------ Data provided

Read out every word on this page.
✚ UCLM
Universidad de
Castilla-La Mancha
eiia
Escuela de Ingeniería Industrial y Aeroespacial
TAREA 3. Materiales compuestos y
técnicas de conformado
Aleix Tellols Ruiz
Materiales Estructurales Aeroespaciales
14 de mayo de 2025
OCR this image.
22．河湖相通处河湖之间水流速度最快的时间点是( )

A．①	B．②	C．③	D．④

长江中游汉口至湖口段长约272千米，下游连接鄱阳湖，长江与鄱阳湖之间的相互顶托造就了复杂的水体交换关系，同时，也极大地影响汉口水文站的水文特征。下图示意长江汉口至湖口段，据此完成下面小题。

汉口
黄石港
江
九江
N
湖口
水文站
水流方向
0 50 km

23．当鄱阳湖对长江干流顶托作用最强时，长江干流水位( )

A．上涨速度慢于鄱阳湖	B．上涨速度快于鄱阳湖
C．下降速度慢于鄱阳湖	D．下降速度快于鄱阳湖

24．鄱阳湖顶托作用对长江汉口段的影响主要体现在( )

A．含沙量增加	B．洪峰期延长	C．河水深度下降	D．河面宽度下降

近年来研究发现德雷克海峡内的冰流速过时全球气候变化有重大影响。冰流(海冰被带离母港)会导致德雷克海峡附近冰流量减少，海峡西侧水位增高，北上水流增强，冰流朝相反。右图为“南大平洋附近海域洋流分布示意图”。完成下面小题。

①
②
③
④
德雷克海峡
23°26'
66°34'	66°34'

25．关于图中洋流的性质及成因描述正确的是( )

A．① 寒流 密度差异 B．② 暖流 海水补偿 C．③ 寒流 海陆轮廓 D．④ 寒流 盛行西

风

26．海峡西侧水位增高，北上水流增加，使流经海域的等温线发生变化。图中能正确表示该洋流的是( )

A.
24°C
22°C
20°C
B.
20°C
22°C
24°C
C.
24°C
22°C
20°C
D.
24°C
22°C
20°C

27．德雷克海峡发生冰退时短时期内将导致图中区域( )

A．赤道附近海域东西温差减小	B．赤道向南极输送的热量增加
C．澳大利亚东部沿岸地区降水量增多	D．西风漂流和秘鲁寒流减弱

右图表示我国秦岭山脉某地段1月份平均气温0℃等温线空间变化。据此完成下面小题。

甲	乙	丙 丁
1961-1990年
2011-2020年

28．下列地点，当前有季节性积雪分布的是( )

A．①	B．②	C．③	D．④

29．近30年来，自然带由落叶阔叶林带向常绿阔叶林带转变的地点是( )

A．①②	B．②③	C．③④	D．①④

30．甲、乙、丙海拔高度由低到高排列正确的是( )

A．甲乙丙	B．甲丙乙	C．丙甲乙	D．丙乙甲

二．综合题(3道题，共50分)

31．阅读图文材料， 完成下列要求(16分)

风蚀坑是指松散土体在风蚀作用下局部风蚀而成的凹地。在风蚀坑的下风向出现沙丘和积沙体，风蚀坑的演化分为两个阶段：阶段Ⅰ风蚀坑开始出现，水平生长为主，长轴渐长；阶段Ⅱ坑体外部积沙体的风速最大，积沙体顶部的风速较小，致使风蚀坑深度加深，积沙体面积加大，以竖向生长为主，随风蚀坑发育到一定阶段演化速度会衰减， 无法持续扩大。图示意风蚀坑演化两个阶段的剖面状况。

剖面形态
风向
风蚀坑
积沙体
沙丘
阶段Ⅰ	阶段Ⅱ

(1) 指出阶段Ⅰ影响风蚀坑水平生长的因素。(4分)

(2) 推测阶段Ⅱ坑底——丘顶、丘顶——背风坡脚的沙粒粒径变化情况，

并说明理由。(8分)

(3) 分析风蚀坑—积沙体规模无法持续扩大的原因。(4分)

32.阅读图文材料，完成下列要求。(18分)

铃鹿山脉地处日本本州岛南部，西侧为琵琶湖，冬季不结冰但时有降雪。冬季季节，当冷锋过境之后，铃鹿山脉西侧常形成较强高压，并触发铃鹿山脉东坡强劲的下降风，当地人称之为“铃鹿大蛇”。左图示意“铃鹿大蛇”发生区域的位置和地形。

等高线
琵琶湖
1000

------------

> [What this task involves]: Please restate the data word for word, every record included.

> [Solved exercise]:
Read out every word on this page.
✚ UCLM
Universidad de
Castilla-La Mancha
eiia
Escuela de Ingeniería Industrial y Aeroespacial
TAREA 3. Materiales compuestos y
técnicas de conformado
Aleix Tellols Ruiz
Materiales Estructurales Aeroespaciales
14 de mayo de 2025
OCR this image.
22．河湖相通处河湖之间水流速度最快的时间点是( )

A．①	B．②	C．③	D．④

长江中游汉口至湖口段长约272千米，下游连接鄱阳湖，长江与鄱阳湖之间的相互顶托造就了复杂的水体交换关系，同时，也极大地影响汉口水文站的水文特征。下图示意长江汉口至湖口段，据此完成下面小题。

汉口
黄石港
江
九江
N
湖口
水文站
水流方向
0 50 km

23．当鄱阳湖对长江干流顶托作用最强时，长江干流水位( )

A．上涨速度慢于鄱阳湖	B．上涨速度快于鄱阳湖
C．下降速度慢于鄱阳湖	D．下降速度快于鄱阳湖

24．鄱阳湖顶托作用对长江汉口段的影响主要体现在( )

A．含沙量增加	B．洪峰期延长	C．河水深度下降	D．河面宽度下降

近年来研究发现德雷克海峡内的冰流速过时全球气候变化有重大影响。冰流(海冰被带离母港)会导致德雷克海峡附近冰流量减少，海峡西侧水位增高，北上水流增强，冰流朝相反。右图为“南大平洋附近海域洋流分布示意图”。完成下面小题。

①
②
③
④
德雷克海峡
23°26'
66°34'	66°34'

25．关于图中洋流的性质及成因描述正确的是( )

A．① 寒流 密度差异 B．② 暖流 海水补偿 C．③ 寒流 海陆轮廓 D．④ 寒流 盛行西

风

26．海峡西侧水位增高，北上水流增加，使流经海域的等温线发生变化。图中能正确表示该洋流的是( )

A.
24°C
22°C
20°C
B.
20°C
22°C
24°C
C.
24°C
22°C
20°C
D.
24°C
22°C
20°C

27．德雷克海峡发生冰退时短时期内将导致图中区域( )

A．赤道附近海域东西温差减小	B．赤道向南极输送的热量增加
C．澳大利亚东部沿岸地区降水量增多	D．西风漂流和秘鲁寒流减弱

右图表示我国秦岭山脉某地段1月份平均气温0℃等温线空间变化。据此完成下面小题。

甲	乙	丙 丁
1961-1990年
2011-2020年

28．下列地点，当前有季节性积雪分布的是( )

A．①	B．②	C．③	D．④

29．近30年来，自然带由落叶阔叶林带向常绿阔叶林带转变的地点是( )

A．①②	B．②③	C．③④	D．①④

30．甲、乙、丙海拔高度由低到高排列正确的是( )

A．甲乙丙	B．甲丙乙	C．丙甲乙	D．丙乙甲

二．综合题(3道题，共50分)

31．阅读图文材料， 完成下列要求(16分)

风蚀坑是指松散土体在风蚀作用下局部风蚀而成的凹地。在风蚀坑的下风向出现沙丘和积沙体，风蚀坑的演化分为两个阶段：阶段Ⅰ风蚀坑开始出现，水平生长为主，长轴渐长；阶段Ⅱ坑体外部积沙体的风速最大，积沙体顶部的风速较小，致使风蚀坑深度加深，积沙体面积加大，以竖向生长为主，随风蚀坑发育到一定阶段演化速度会衰减， 无法持续扩大。图示意风蚀坑演化两个阶段的剖面状况。

剖面形态
风向
风蚀坑
积沙体
沙丘
阶段Ⅰ	阶段Ⅱ

(1) 指出阶段Ⅰ影响风蚀坑水平生长的因素。(4分)

(2) 推测阶段Ⅱ坑底——丘顶、丘顶——背风坡脚的沙粒粒径变化情况，

并说明理由。(8分)

(3) 分析风蚀坑—积沙体规模无法持续扩大的原因。(4分)

32.阅读图文材料，完成下列要求。(18分)

铃鹿山脉地处日本本州岛南部，西侧为琵琶湖，冬季不结冰但时有降雪。冬季季节，当冷锋过境之后，铃鹿山脉西侧常形成较强高压，并触发铃鹿山脉东坡强劲的下降风，当地人称之为“铃鹿大蛇”。左图示意“铃鹿大蛇”发生区域的位置和地形。

等高线
琵琶湖
1000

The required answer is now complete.